§ AIM OF THE EXERCISE
The answer is one number: how many lines hold the string "Roma".

── RECORDS FOR THE TASK ──

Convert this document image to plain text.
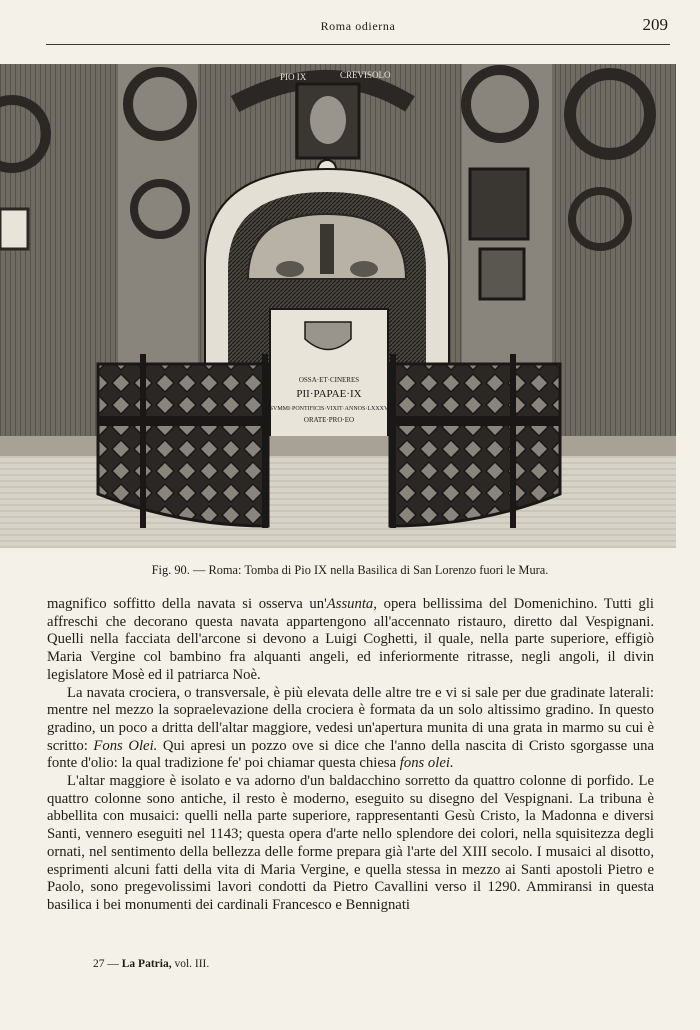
Roma odierna	209
PIO IX	CREVISOLO
OSSA·ET·CINERES
PII·PAPAE·IX
SVMMI·PONTIFICIS·VIXIT·ANNOS·LXXXV
ORATE·PRO·EO
Fig. 90. — Roma: Tomba di Pio IX nella Basilica di San Lorenzo fuori le Mura.

magnifico soffitto della navata si osserva un'Assunta, opera bellissima del Domenichino. Tutti gli affreschi che decorano questa navata appartengono all'accennato ristauro, diretto dal Vespignani. Quelli nella facciata dell'arcone si devono a Luigi Coghetti, il quale, nella parte superiore, effigiò Maria Vergine col bambino fra alquanti angeli, ed inferiormente ritrasse, negli angoli, il divin legislatore Mosè ed il patriarca Noè.

La navata crociera, o transversale, è più elevata delle altre tre e vi si sale per due gradinate laterali: mentre nel mezzo la sopraelevazione della crociera è formata da un solo altissimo gradino. In questo gradino, un poco a dritta dell'altar maggiore, vedesi un'apertura munita di una grata in marmo su cui è scritto: Fons Olei. Qui apresi un pozzo ove si dice che l'anno della nascita di Cristo sgorgasse una fonte d'olio: la qual tradizione fe' poi chiamar questa chiesa fons olei.

L'altar maggiore è isolato e va adorno d'un baldacchino sorretto da quattro colonne di porfido. Le quattro colonne sono antiche, il resto è moderno, eseguito su disegno del Vespignani. La tribuna è abbellita con musaici: quelli nella parte superiore, rappresentanti Gesù Cristo, la Madonna e diversi Santi, vennero eseguiti nel 1143; questa opera d'arte nello splendore dei colori, nella squisitezza degli ornati, nel sentimento della bellezza delle forme prepara già l'arte del XIII secolo. I musaici al disotto, esprimenti alcuni fatti della vita di Maria Vergine, e quella stessa in mezzo ai Santi apostoli Pietro e Paolo, sono pregevolissimi lavori condotti da Pietro Cavallini verso il 1290. Ammiransi in questa basilica i bei monumenti dei cardinali Francesco e Bennignati

27 — La Patria, vol. III.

───

§ WRITTEN SOLUTION
2